:: PROVIDED INFORMATION
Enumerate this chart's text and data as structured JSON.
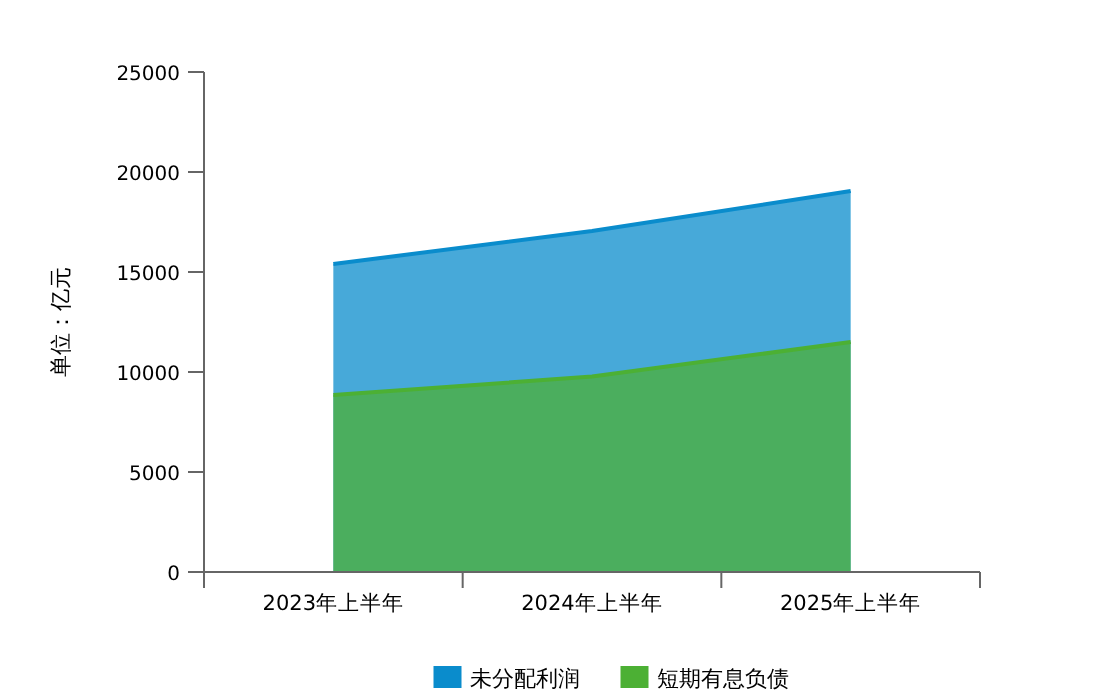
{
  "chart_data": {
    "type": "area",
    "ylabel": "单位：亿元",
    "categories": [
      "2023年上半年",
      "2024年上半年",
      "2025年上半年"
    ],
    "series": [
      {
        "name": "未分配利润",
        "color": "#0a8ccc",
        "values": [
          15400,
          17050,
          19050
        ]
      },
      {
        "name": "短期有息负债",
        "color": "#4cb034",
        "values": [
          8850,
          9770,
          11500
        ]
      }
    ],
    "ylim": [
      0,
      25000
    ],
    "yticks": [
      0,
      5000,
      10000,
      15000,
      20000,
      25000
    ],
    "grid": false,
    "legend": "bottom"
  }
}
::::
:: PROVIDED INFORMATION
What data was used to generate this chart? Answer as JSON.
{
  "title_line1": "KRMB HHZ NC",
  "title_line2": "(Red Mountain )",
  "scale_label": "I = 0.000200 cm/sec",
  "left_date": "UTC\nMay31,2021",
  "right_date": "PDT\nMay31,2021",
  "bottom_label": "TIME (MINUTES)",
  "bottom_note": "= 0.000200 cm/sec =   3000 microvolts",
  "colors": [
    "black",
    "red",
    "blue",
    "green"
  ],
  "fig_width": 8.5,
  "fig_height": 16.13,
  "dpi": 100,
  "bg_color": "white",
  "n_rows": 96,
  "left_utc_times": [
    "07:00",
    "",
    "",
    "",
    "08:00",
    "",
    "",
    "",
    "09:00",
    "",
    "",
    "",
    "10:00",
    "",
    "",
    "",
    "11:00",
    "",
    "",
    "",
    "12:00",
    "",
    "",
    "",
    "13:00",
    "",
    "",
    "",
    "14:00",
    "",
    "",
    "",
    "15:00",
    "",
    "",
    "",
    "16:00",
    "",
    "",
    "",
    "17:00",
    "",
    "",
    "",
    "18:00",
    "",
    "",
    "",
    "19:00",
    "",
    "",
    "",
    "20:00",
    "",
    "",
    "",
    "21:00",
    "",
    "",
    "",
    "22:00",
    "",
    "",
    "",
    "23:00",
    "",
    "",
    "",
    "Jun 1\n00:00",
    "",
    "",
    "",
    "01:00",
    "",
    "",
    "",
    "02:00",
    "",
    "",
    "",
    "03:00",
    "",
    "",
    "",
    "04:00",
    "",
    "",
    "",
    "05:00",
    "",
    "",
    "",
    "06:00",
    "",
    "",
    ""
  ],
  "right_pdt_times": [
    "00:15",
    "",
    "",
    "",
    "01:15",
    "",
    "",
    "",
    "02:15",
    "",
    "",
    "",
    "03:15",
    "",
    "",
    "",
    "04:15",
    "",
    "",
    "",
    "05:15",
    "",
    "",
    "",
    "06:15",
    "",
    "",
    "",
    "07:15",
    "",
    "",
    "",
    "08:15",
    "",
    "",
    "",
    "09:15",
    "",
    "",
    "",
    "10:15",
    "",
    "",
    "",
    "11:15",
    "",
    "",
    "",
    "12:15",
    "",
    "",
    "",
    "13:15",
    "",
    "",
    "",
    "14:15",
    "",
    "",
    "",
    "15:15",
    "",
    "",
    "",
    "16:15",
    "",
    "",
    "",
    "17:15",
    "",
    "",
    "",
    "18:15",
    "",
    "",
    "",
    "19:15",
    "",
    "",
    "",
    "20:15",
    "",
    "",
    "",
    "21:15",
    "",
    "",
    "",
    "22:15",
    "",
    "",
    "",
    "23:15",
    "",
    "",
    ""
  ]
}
::::
### [WHAT YOU HAVE TO DO]
Look through the data above. Each line containing the word "JSON" needs to be copied.

### [OUTPUT]
Enumerate this chart's text and data as structured JSON.
What data was used to generate this chart? Answer as JSON.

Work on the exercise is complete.